• [PROVIDED TEXT]:
# # # #
Moving to Oxford while still in my early, early teens, I loved the fact that I was just the Scottish girl.  Yes, I stood out because of my accent and my strange habit of striking up conversations with people on buses, but from that the only thing that could be deduced was that I was from Scotland and either mad or friendly.   In Oxford there was little to differentiate the two. It was assumed that I was probably Glaswegian - because that was in the days before Trainspotting alerted the country to the fact that not all people from Edinburgh spoke like Malcom Rifkind and were inherently posh.  I didn't care.  Glasgow was as good as anywhere as long as it was nowhere anybody had a cousin who might know mine.   My surname meant nothing beyond being unpronounceable and just like the heroine of my novel I could be anything, or anyone I wanted.  Obviously though my attempts to transform into Kirstin Scott Thomas didn't quite happen...

In the library in Scotland over drinks and nibbles, however, there's great comfort in being told by a woman that the only person she knew with my surname was 'Big Jock' - my father, as it turns out.  Our dads used to golf with.  And then there's Theresa - the woman who read my book and wrote to me asking if I would meet her for a coffee because she discovered that she and I came from the same village and subsequently, it washer policeman son who walked me through the gates at No 10.  Not only do we come from the same village but it turns out she lived round the corner from me and her niece is married to my great nephew.  It's a very small world.  You see, this is why I ran away when I was seventeen but the past really does catch up with you, no matter how long you stay out of its way.  And it's related.
# # # #
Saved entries
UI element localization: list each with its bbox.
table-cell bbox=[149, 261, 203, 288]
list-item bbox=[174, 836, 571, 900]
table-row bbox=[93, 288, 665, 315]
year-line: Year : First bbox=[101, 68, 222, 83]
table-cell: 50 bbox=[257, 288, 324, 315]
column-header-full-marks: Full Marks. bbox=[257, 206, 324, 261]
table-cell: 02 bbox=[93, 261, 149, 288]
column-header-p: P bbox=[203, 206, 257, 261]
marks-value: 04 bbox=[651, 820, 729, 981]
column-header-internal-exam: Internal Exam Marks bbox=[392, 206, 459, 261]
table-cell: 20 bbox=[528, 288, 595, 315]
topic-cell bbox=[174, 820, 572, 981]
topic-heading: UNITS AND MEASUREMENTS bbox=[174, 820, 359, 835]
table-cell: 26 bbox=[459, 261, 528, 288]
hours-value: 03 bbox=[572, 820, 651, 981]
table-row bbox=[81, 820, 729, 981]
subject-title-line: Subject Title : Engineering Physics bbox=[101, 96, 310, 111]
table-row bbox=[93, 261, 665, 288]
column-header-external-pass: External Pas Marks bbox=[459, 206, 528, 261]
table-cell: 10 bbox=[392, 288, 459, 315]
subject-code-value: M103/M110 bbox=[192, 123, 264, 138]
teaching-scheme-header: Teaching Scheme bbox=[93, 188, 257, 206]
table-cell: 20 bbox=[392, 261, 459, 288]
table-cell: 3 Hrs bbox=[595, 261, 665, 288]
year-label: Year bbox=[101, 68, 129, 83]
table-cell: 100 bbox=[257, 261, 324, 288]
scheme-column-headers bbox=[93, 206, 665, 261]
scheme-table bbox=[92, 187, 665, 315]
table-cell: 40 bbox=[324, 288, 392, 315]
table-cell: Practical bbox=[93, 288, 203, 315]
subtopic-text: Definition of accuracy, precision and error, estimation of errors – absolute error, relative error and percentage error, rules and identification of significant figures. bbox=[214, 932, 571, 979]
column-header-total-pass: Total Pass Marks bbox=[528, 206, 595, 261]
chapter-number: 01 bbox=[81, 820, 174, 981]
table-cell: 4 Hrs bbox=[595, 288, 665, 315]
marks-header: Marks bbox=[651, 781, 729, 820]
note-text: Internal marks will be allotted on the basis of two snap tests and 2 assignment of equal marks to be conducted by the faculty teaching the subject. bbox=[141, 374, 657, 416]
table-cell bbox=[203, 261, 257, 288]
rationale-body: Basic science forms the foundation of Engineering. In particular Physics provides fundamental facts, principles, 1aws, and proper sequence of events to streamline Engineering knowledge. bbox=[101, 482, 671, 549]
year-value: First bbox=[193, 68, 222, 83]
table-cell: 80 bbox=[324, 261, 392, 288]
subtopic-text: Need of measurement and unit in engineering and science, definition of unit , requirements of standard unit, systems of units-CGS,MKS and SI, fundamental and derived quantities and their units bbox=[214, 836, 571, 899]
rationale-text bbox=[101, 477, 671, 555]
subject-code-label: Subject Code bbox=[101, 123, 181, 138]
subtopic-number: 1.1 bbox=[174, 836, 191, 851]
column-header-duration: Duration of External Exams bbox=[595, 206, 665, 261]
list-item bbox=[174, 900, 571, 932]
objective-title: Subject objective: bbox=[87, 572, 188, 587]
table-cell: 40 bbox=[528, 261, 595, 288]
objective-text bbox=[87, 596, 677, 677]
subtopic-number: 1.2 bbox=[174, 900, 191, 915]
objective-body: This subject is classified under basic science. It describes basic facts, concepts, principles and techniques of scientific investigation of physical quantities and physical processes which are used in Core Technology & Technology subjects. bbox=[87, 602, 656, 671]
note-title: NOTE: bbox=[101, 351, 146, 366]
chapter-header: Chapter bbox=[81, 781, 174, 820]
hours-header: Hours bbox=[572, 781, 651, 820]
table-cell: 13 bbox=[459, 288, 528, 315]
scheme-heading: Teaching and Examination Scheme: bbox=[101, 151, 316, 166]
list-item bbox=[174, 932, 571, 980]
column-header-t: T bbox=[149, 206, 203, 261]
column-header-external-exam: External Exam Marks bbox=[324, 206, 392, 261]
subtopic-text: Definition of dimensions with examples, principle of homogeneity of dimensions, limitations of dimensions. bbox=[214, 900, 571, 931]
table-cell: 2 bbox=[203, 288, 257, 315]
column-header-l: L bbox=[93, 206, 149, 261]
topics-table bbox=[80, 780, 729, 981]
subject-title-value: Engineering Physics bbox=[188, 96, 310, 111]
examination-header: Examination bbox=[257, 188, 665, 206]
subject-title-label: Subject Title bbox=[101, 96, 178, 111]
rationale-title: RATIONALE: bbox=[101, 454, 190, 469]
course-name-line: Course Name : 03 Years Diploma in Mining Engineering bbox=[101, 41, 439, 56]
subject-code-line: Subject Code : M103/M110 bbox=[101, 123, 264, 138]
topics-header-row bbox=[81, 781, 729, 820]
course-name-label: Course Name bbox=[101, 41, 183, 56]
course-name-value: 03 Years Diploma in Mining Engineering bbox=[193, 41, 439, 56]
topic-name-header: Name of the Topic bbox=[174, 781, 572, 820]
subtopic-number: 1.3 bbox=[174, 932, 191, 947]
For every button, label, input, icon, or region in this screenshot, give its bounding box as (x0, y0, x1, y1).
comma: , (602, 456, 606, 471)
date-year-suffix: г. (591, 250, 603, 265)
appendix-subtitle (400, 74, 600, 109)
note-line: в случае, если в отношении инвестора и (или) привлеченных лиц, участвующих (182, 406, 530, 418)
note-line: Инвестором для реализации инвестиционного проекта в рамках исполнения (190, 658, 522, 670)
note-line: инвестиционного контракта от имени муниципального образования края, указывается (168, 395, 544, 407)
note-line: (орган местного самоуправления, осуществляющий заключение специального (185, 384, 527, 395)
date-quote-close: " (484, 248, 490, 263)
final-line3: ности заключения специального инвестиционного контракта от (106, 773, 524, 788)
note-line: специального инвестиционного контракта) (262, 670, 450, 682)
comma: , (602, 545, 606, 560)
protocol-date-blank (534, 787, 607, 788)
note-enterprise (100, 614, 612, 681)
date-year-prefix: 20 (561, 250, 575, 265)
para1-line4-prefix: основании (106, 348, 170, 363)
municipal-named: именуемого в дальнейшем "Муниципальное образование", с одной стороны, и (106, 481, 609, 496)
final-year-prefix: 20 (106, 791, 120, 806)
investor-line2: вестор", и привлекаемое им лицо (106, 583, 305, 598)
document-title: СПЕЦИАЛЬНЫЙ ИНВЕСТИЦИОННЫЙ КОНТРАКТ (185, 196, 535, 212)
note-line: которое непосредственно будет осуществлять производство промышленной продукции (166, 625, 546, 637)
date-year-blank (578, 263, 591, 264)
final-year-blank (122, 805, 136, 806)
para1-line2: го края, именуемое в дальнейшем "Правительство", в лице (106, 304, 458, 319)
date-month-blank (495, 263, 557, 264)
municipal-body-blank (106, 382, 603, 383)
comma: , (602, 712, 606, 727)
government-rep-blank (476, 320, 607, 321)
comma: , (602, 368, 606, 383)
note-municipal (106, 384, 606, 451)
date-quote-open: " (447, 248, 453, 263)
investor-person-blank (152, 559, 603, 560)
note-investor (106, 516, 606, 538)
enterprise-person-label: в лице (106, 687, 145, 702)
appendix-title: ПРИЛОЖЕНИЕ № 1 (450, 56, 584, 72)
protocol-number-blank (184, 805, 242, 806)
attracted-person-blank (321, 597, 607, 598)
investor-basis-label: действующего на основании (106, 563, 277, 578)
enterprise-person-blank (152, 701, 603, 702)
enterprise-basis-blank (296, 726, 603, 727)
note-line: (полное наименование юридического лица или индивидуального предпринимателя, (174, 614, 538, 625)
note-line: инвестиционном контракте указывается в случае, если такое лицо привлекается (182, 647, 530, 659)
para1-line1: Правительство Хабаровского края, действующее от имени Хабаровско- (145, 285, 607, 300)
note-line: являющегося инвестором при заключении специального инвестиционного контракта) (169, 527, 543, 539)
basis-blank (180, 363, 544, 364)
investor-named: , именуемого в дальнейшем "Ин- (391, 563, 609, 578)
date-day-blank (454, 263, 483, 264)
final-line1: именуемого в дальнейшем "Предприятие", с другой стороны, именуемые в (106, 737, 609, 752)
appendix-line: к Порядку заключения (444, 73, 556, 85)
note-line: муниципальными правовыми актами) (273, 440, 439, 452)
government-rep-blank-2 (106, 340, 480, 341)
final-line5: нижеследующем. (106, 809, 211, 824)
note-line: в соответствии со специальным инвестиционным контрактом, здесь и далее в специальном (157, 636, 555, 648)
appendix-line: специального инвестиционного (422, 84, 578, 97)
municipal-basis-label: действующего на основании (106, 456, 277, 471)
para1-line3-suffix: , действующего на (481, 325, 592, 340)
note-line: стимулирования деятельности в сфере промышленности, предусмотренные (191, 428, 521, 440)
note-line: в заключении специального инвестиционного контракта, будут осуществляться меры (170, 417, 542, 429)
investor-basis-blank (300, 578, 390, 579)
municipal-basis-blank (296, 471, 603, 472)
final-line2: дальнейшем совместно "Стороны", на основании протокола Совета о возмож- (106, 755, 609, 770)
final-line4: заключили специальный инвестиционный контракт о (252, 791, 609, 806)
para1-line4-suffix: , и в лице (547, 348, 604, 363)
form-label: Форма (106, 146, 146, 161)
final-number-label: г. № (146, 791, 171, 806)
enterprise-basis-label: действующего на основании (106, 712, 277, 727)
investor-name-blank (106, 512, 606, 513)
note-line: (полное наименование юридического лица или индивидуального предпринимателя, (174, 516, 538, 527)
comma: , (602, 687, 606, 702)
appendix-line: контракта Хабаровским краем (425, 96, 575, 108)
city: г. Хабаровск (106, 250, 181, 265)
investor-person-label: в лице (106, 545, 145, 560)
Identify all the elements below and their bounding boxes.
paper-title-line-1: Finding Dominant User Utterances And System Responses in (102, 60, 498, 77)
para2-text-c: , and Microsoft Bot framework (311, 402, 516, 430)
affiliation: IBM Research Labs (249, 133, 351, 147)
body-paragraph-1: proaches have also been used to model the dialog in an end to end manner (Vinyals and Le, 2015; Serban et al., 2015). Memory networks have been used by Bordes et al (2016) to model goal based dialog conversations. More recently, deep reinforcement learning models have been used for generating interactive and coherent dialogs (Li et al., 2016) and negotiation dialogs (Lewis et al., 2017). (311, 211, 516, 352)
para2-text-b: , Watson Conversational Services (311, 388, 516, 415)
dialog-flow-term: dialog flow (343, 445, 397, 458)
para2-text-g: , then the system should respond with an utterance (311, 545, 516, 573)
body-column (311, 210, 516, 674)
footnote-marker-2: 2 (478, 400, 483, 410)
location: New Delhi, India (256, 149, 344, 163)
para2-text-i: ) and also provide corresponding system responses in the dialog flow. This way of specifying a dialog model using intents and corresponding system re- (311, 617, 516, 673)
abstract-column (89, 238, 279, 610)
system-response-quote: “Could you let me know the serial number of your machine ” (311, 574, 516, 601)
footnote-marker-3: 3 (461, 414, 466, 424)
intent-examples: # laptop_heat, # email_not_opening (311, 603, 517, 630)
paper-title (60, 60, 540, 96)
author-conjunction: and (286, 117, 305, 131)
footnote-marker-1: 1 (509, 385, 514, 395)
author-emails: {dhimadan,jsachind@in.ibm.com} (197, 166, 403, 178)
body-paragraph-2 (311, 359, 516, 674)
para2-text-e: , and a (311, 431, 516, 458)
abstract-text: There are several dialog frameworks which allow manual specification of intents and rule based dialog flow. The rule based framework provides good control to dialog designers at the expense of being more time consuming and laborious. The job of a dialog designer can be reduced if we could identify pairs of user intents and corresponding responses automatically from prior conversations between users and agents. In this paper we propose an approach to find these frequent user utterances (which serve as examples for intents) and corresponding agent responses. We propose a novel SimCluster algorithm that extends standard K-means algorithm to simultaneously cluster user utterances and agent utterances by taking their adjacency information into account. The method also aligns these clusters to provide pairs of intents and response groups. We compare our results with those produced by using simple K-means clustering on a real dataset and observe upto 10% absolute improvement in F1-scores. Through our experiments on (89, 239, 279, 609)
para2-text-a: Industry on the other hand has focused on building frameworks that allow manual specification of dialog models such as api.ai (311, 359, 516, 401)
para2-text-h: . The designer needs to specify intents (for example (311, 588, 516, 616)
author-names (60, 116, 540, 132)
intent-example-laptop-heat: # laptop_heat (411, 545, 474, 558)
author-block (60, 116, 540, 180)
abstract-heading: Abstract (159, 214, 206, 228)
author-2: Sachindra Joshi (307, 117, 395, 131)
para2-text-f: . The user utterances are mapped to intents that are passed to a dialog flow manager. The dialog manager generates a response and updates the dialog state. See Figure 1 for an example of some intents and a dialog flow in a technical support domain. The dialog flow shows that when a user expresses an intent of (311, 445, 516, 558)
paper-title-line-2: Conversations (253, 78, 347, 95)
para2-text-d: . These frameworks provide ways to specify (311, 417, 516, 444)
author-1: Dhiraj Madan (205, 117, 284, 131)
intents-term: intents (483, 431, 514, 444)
# # # #
• [TASK]:
Answer these questions from the text about moving to Oxford:
(a) In Oxford, what was it assumed the author probably was?
(b) According to the woman in the library, who was the only person she knew with the author's surname?
(c) At what age did the author run away?
The records are distinct material, unrelated to the text.

• [ANSWER TO THIS EXERCISE]:
(a) Glaswegian
(b) 'Big Jock', the author's father
(c) Seventeen